### CHECK YOUR UNDERSTANDING
1 - Answer these questions using the Biopython-dev message.
(a) On what date and at what UTC time was the message posted?
(b) In Brad Chapman's quoted reply, what style of get/sets does he say the old way reeks of?
(c) What does cline display after the line "del cline.gapopen" is run?
2 - Copy everything in the Biopython-dev message from "There is an" down to "WaterCommandline(cmd='water', gapopen=10, gapextend=0.5)".

### PROVIDED PASSAGE
◇ ◇ ◇ ◇ ◇

[Biopython-dev] Switches in the Bio.Application interface

Peter biopython at maubp.freeserve.co.uk
Mon May 4 15:03:17 UTC 2009


On Mon, May 4, 2009 at 3:48 PM, Peter <biopython at maubp.freeserve.co.uk> wrote:
> On Thu, Apr 30, 2009 at 1:05 PM, Brad Chapman <chapmanb at 50mail.com> wrote:
>> I love what you are doing here. The keywords and properties make
>> it much more Pythonic; the old way reeks of Java-style get/sets. My
>> vote is to put them both in.
>
> Cool - I was hoping people would agree it is more pythonic.
>
> I have some follow up thoughts, or points for discussion ...
>
> Peter
>

It seems sensible to me to allow "deleting" a property to clear it.
There is an example in the proposed Bio/Application/__init__.py
docstring of how this would work:

>>> from Bio.Emboss.Applications import WaterCommandline
>>> cline = WaterCommandline(gapopen=10, gapextend=0.5)
>>> cline
WaterCommandline(cmd='water', gapopen=10, gapextend=0.5)

You can also manipulate the parameters via their properties, e.g.

>>> cline.gapopen
10
>>> cline.gapopen = 20
>>> cline
WaterCommandline(cmd='water', gapopen=20, gapextend=0.5)

You can clear a parameter you have already added by 'deleting' the
corresponding property:

>>> del cline.gapopen
>>> cline.gapopen
>>> cline
WaterCommandline(cmd='water', gapextend=0.5)

◇ ◇ ◇ ◇ ◇

### RECORD SET
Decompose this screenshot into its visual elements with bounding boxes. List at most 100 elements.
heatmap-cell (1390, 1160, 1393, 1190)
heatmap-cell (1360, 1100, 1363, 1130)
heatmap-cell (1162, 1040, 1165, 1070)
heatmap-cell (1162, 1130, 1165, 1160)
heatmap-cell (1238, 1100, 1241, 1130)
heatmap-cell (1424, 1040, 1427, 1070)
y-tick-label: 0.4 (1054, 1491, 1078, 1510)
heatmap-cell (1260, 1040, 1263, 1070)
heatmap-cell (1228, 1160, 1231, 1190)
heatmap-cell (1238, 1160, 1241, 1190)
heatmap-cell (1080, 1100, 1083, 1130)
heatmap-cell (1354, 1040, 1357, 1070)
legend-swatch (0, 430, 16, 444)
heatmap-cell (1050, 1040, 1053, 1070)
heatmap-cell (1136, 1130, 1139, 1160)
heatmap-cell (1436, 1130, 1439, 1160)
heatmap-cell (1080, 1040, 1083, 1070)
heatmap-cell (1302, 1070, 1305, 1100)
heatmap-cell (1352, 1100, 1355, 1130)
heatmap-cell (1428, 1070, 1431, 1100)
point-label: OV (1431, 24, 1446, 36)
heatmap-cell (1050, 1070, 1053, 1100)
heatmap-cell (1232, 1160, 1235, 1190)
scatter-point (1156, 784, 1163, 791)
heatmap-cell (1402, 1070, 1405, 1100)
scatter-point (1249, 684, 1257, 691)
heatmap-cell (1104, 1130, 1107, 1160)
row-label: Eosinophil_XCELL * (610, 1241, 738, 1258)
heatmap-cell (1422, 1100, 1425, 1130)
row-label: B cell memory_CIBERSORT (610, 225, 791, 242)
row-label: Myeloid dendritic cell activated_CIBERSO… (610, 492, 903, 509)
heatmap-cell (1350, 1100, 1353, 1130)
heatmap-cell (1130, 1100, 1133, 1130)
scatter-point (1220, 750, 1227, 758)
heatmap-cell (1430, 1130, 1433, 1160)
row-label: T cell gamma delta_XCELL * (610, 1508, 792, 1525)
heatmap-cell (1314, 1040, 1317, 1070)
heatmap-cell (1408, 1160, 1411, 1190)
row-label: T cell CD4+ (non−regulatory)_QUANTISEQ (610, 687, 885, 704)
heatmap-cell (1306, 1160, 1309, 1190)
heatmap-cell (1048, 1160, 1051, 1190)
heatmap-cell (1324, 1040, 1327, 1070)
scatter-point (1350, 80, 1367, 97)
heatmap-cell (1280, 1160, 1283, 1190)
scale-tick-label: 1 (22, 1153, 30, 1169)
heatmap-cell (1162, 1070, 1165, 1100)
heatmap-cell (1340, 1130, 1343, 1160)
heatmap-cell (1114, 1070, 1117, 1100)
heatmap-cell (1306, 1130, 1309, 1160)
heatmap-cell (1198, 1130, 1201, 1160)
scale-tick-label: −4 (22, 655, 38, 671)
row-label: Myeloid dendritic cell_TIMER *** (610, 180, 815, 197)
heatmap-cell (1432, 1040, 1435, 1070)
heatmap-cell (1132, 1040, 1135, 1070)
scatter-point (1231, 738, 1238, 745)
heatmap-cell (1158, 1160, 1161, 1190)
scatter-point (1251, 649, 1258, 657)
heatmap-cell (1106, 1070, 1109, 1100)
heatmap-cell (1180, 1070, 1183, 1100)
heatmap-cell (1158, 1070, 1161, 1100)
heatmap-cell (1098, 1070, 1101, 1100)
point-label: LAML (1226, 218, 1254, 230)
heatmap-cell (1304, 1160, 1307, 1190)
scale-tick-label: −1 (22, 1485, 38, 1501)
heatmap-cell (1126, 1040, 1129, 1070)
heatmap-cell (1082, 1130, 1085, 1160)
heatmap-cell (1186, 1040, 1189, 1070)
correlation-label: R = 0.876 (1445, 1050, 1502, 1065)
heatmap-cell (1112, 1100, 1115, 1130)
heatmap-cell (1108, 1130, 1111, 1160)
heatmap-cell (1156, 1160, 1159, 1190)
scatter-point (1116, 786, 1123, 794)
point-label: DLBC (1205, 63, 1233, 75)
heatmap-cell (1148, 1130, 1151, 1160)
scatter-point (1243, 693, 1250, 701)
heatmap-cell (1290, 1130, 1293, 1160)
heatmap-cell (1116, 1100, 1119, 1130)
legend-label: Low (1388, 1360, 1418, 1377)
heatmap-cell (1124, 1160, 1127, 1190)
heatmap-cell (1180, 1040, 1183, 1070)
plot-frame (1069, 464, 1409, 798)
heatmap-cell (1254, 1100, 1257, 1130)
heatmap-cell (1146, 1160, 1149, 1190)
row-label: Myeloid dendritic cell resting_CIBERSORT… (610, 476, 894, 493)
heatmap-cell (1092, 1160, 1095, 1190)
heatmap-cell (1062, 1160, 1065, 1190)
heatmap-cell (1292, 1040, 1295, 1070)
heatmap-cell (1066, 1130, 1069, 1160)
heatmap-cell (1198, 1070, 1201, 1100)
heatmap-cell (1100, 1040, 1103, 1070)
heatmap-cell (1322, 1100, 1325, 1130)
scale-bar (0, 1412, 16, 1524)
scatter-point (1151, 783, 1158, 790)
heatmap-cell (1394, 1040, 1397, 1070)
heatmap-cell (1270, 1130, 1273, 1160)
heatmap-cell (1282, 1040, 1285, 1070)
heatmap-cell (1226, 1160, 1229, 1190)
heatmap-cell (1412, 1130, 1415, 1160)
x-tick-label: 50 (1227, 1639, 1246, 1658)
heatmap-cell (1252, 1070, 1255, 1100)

◇ ◇ ◇ ◇ ◇

### ACTIVITY ANSWERS
1 -
(a) Monday, May 4, 2009, at 15:03:17 UTC.
(b) Java-style get/sets.
(c) WaterCommandline(cmd='water', gapextend=0.5)

2 -
There is an example in the proposed Bio/Application/__init__.py
docstring of how this would work:

>>> from Bio.Emboss.Applications import WaterCommandline
>>> cline = WaterCommandline(gapopen=10, gapextend=0.5)
>>> cline
WaterCommandline(cmd='water', gapopen=10, gapextend=0.5)